• _What you need to do_
Look for "paraît" in each line of the entries, and return the matching lines.

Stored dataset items
####

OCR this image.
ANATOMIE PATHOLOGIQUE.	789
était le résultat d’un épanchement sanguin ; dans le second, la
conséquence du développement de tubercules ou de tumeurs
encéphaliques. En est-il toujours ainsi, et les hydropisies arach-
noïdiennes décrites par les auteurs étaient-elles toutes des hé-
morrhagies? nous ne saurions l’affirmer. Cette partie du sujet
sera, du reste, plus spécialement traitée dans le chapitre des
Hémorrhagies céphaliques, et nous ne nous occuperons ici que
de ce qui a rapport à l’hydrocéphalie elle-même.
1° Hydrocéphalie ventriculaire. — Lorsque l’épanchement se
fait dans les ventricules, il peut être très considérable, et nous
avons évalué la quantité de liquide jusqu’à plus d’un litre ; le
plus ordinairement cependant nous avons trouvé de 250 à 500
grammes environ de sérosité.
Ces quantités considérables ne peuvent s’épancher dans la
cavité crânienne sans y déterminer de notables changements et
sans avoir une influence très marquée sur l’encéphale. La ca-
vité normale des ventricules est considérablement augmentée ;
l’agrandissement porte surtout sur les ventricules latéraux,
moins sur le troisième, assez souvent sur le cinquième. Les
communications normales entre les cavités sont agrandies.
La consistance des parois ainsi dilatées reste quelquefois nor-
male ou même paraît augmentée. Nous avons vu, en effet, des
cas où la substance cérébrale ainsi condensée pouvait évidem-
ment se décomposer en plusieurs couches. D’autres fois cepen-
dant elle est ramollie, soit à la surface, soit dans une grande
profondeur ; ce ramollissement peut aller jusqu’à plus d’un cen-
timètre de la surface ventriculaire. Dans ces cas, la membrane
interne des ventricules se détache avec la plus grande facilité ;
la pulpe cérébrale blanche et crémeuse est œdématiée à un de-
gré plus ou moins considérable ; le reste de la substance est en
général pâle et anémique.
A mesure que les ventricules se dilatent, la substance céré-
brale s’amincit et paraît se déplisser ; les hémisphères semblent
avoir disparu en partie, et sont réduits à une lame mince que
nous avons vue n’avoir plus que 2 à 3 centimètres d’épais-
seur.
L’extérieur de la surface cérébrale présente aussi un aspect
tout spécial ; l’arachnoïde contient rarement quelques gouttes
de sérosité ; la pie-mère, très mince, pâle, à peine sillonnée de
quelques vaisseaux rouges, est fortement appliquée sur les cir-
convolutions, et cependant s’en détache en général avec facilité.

####

• _Solution_
male ou même paraît augmentée. Nous avons vu, en effet, des
brale s’amincit et paraît se déplisser ; les hémisphères semblent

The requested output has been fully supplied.